(Records from a data collection)
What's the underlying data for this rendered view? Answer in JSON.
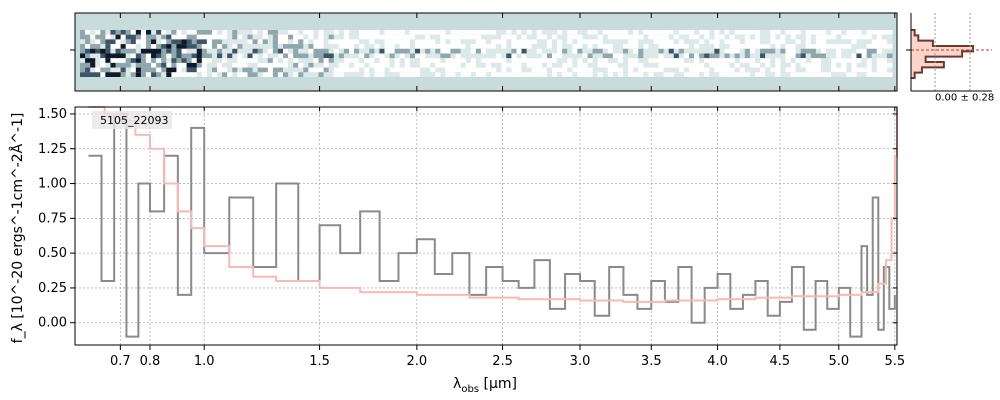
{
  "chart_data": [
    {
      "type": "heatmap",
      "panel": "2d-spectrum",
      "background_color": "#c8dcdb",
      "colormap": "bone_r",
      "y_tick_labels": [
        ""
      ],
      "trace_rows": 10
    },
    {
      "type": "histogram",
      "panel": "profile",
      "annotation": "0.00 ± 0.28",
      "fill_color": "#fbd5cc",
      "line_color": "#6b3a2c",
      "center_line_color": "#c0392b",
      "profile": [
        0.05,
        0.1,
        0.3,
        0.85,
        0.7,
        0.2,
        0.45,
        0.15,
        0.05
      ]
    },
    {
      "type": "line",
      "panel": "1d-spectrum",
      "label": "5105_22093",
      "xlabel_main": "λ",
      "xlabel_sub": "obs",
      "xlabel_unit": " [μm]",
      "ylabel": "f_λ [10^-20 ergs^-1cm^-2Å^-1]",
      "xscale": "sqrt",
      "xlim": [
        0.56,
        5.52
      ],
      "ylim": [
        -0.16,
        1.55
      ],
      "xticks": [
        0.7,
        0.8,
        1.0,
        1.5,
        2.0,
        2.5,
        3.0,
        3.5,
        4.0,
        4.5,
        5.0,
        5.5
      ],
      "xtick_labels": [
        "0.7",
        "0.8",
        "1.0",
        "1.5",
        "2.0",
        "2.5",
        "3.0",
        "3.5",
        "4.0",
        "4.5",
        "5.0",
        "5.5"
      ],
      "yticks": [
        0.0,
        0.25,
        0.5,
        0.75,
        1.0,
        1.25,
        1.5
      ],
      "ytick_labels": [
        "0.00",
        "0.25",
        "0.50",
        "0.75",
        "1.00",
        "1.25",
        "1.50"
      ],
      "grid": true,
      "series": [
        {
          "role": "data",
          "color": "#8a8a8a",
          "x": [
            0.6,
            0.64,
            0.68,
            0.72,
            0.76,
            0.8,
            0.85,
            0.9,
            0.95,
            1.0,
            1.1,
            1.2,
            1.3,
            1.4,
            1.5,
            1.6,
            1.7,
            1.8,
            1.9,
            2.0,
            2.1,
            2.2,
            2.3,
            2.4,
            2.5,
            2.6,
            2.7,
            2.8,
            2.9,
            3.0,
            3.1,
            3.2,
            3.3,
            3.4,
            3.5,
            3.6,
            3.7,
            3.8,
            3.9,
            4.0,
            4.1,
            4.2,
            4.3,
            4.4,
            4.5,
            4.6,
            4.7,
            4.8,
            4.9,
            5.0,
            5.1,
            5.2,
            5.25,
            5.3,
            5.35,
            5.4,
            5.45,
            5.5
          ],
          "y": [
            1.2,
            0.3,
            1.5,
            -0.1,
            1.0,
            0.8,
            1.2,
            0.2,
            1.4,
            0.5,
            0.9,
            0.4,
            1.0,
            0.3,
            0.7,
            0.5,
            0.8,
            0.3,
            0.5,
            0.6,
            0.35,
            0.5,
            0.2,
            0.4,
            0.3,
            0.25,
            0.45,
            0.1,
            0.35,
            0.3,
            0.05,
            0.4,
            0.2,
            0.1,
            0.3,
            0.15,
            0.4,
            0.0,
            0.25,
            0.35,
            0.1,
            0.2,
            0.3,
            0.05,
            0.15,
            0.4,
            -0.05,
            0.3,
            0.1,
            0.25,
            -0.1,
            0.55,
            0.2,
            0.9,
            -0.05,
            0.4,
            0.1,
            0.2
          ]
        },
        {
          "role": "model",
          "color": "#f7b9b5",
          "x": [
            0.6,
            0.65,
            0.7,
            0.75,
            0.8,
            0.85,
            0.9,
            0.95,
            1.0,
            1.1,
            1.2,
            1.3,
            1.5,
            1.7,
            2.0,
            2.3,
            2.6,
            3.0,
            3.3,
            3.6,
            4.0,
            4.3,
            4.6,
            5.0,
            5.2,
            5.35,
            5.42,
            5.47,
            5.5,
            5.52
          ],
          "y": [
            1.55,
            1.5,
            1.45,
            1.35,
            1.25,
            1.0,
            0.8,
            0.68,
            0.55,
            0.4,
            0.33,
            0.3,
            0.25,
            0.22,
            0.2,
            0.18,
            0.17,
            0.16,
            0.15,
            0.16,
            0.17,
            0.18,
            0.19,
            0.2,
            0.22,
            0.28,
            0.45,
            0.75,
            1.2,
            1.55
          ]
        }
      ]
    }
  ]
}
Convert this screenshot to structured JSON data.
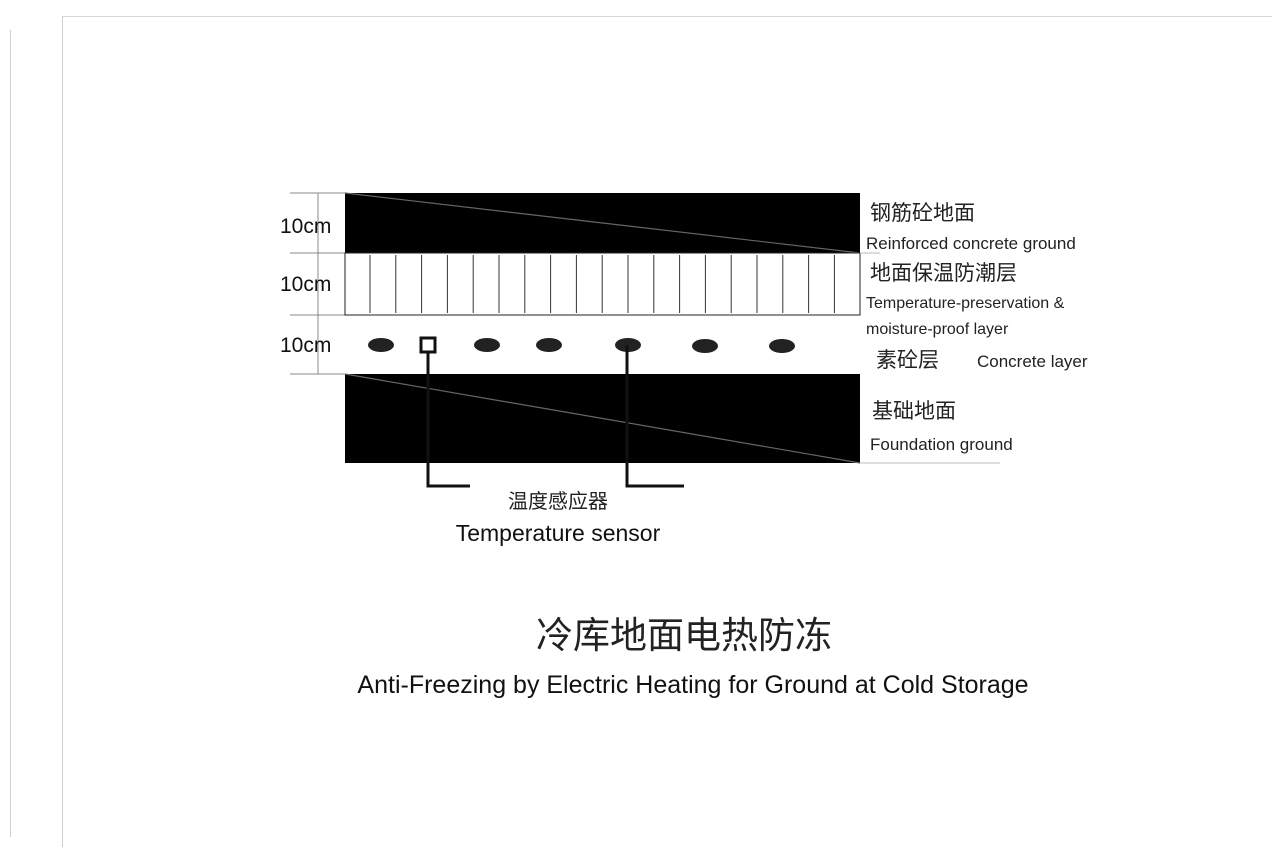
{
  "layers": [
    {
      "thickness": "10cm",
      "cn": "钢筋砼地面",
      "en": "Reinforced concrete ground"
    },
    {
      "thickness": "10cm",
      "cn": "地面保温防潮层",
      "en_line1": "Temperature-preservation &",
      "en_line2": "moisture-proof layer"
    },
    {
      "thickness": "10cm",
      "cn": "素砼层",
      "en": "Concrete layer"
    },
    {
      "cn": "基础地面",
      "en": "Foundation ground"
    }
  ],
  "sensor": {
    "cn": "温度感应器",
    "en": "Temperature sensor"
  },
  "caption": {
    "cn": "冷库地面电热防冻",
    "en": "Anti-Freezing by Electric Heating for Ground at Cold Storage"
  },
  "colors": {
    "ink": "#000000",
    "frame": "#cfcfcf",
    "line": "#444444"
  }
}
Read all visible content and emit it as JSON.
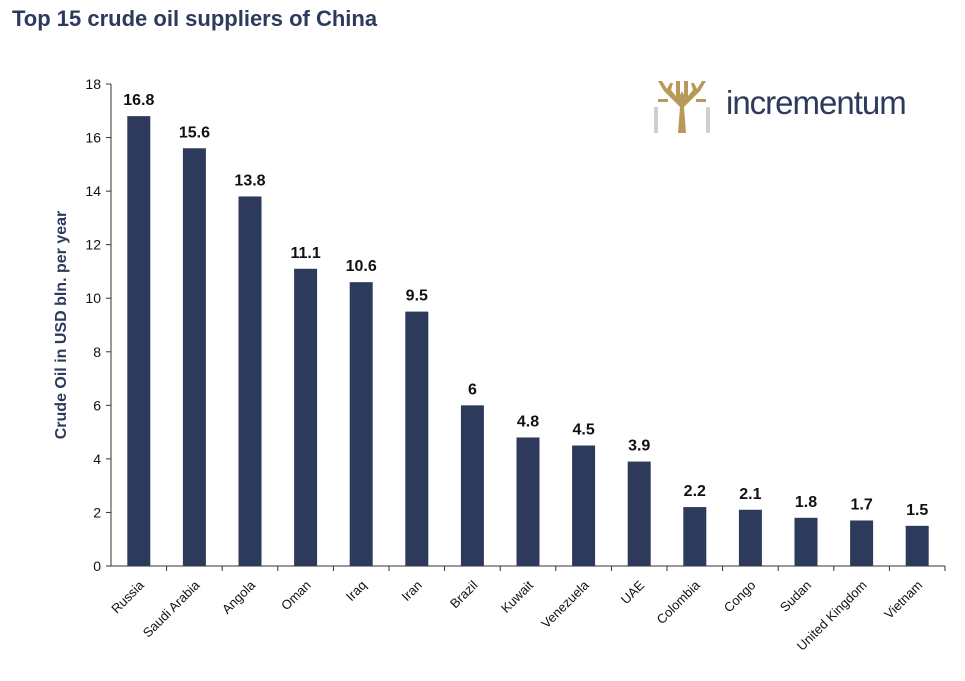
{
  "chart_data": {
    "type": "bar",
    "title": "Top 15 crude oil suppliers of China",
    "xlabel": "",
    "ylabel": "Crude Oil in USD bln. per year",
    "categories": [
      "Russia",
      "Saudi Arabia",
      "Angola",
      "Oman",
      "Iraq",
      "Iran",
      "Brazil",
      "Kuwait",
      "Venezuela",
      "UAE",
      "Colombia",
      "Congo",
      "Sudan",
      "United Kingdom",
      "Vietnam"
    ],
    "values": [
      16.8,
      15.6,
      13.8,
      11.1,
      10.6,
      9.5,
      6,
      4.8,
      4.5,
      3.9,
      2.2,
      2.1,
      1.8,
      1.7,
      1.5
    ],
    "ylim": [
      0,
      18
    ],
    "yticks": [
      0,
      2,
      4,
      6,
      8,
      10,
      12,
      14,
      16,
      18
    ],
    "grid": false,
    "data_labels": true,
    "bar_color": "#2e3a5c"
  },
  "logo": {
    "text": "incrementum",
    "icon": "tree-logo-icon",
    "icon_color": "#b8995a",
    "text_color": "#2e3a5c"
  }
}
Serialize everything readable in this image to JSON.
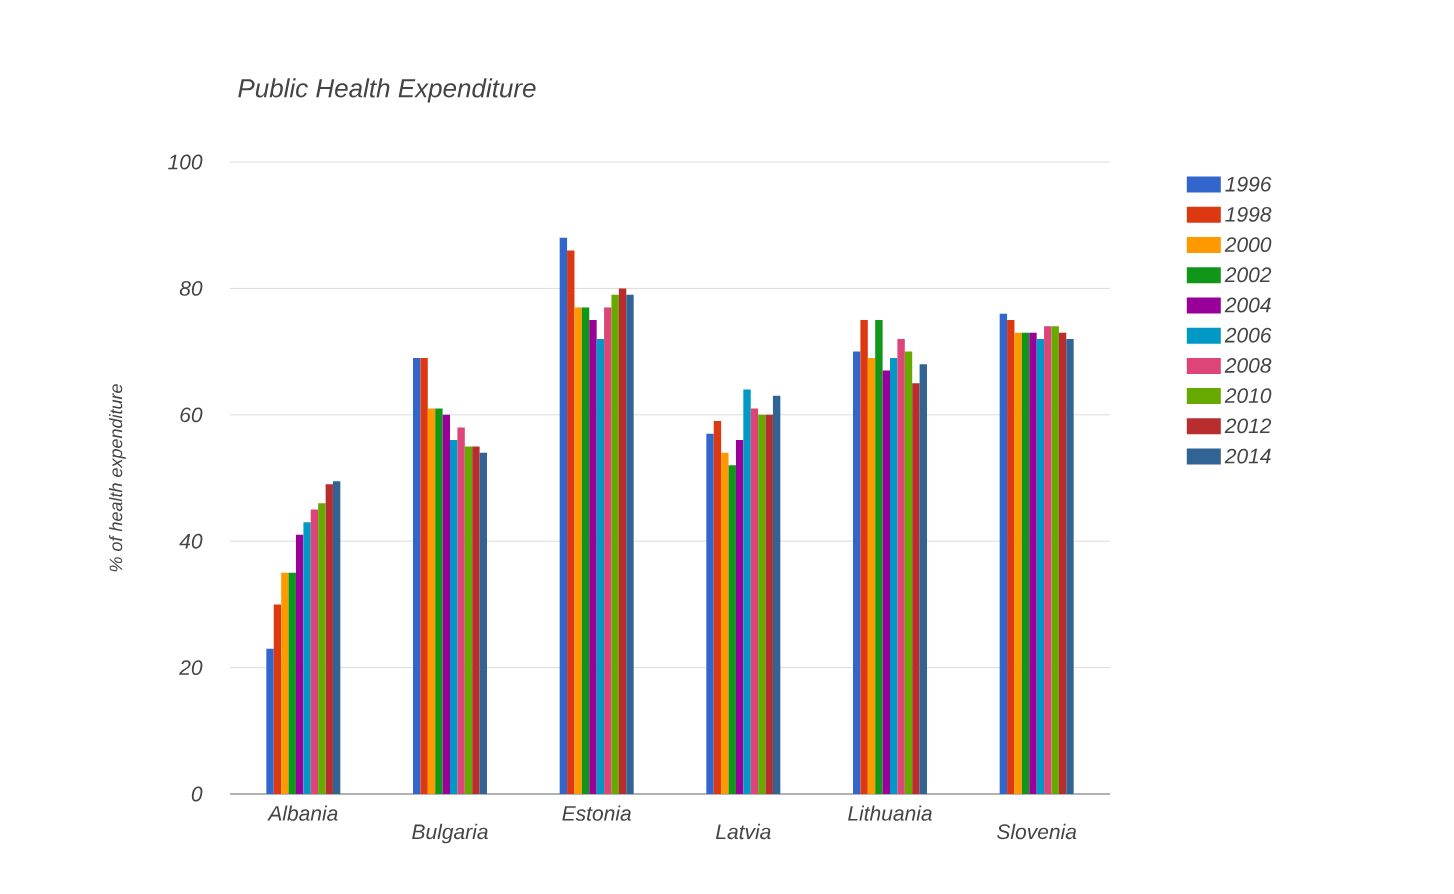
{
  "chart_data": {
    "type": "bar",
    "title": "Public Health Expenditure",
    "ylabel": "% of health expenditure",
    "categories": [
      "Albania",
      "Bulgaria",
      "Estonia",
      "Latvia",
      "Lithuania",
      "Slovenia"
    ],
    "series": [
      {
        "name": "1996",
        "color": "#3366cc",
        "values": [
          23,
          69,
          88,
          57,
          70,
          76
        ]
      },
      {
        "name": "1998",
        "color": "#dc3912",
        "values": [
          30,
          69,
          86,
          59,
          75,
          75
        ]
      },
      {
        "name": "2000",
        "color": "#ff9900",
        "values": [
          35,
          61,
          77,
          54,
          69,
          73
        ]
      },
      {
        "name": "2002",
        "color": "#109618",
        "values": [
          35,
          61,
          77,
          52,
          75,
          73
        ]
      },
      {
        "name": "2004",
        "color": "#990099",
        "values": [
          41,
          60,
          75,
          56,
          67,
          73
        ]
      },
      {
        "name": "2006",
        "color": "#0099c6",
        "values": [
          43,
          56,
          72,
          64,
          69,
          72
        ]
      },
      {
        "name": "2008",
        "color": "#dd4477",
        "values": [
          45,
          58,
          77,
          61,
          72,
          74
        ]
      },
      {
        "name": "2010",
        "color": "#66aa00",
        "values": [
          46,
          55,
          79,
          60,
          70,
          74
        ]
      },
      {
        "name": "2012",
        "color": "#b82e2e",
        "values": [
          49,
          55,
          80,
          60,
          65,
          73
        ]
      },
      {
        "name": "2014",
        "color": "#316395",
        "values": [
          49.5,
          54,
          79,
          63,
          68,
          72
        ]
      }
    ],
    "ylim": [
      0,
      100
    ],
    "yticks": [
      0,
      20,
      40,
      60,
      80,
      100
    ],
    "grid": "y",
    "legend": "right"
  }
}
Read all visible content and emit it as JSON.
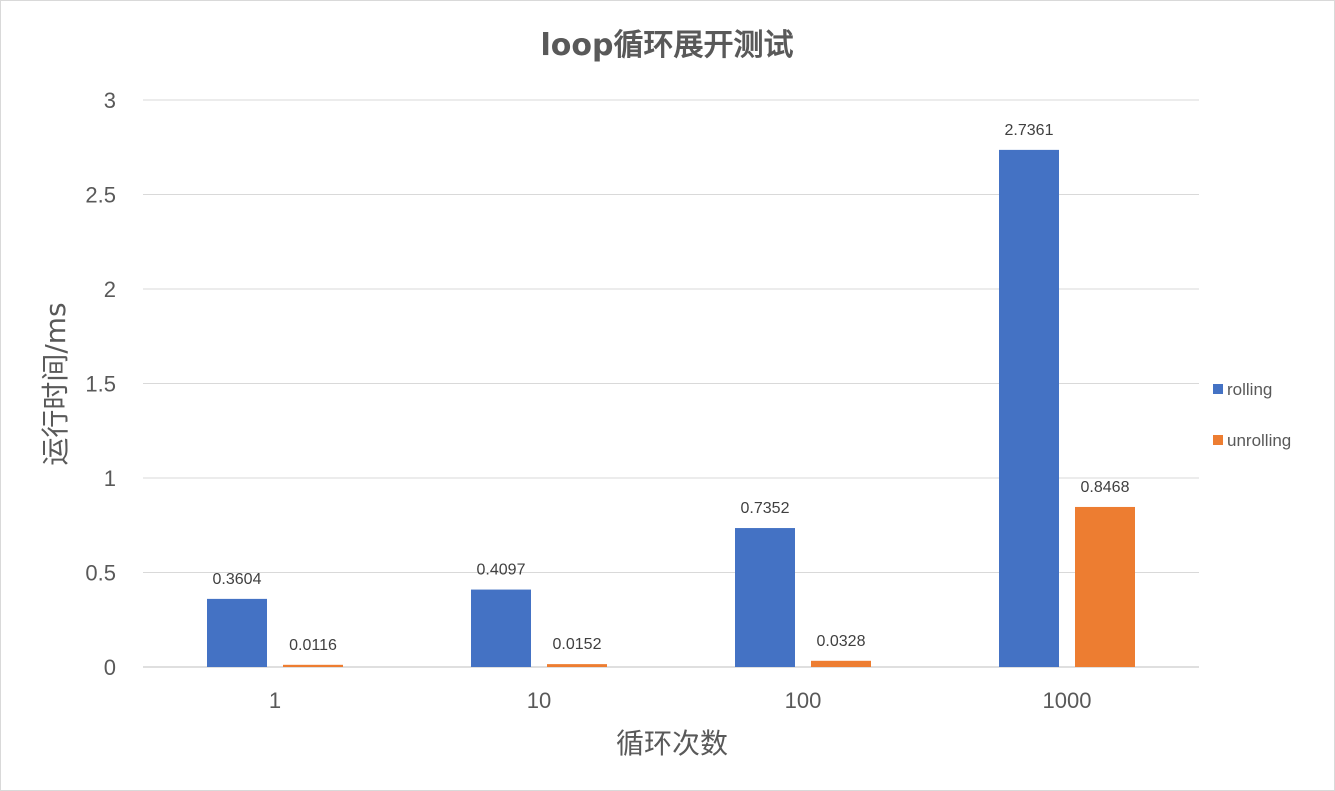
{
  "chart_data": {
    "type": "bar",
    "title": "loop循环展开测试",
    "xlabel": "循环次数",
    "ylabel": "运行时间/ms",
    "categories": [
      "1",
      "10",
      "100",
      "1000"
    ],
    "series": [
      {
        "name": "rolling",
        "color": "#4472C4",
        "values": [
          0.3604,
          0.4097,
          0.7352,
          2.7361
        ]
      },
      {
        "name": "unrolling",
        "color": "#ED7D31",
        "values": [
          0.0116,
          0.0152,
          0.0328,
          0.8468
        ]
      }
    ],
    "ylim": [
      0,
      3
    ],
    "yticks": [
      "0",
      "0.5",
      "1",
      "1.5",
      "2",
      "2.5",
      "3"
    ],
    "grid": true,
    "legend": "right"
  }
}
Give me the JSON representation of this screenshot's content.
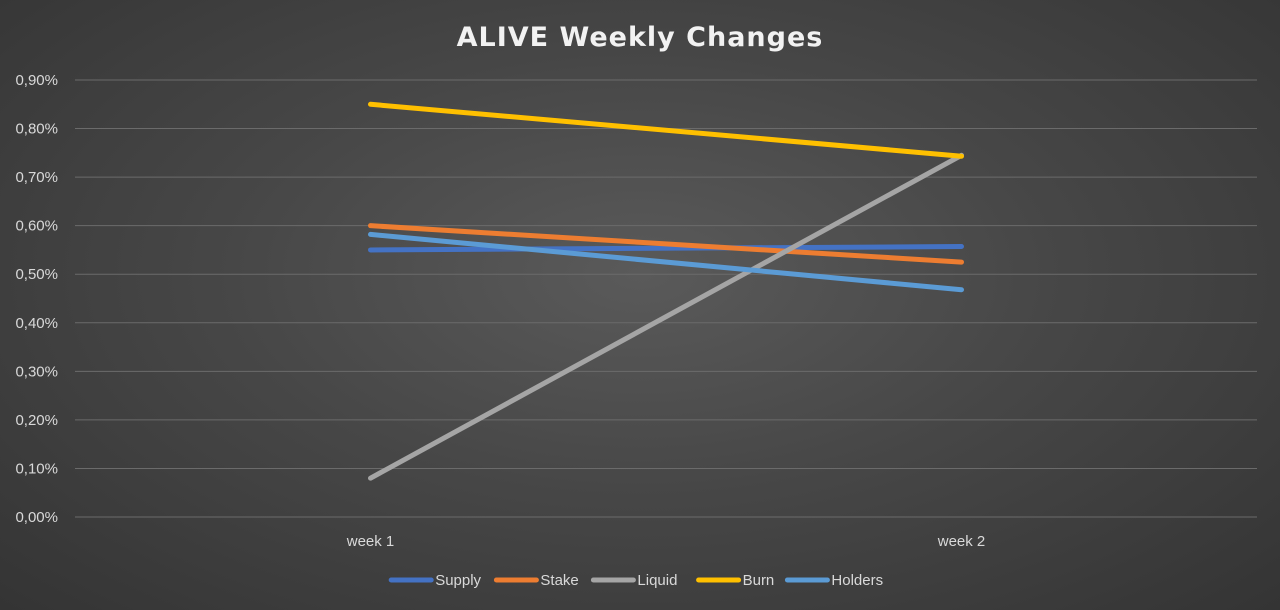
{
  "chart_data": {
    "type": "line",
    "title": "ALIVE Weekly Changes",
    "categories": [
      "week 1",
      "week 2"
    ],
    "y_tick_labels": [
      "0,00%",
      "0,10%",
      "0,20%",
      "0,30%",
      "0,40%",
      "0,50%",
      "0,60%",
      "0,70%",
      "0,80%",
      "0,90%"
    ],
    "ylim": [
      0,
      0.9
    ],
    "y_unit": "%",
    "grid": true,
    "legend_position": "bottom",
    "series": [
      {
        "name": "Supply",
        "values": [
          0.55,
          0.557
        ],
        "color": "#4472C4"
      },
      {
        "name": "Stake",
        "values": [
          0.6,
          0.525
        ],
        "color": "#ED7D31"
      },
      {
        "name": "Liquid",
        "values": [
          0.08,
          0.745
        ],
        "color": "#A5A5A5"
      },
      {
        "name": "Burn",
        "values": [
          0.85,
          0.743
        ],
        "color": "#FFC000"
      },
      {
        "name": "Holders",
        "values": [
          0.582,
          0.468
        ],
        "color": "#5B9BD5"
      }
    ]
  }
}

#### Task goal
Output precisely the lines in the material above from the line containing "Give me the" through its last line, and omit pictures.

#### Solution below
Give me the JSON representation of this screenshot's content.
{
  "chart_data": {
    "type": "line",
    "title": "ALIVE Weekly Changes",
    "categories": [
      "week 1",
      "week 2"
    ],
    "y_tick_labels": [
      "0,00%",
      "0,10%",
      "0,20%",
      "0,30%",
      "0,40%",
      "0,50%",
      "0,60%",
      "0,70%",
      "0,80%",
      "0,90%"
    ],
    "ylim": [
      0,
      0.9
    ],
    "y_unit": "%",
    "grid": true,
    "legend_position": "bottom",
    "series": [
      {
        "name": "Supply",
        "values": [
          0.55,
          0.557
        ],
        "color": "#4472C4"
      },
      {
        "name": "Stake",
        "values": [
          0.6,
          0.525
        ],
        "color": "#ED7D31"
      },
      {
        "name": "Liquid",
        "values": [
          0.08,
          0.745
        ],
        "color": "#A5A5A5"
      },
      {
        "name": "Burn",
        "values": [
          0.85,
          0.743
        ],
        "color": "#FFC000"
      },
      {
        "name": "Holders",
        "values": [
          0.582,
          0.468
        ],
        "color": "#5B9BD5"
      }
    ]
  }
}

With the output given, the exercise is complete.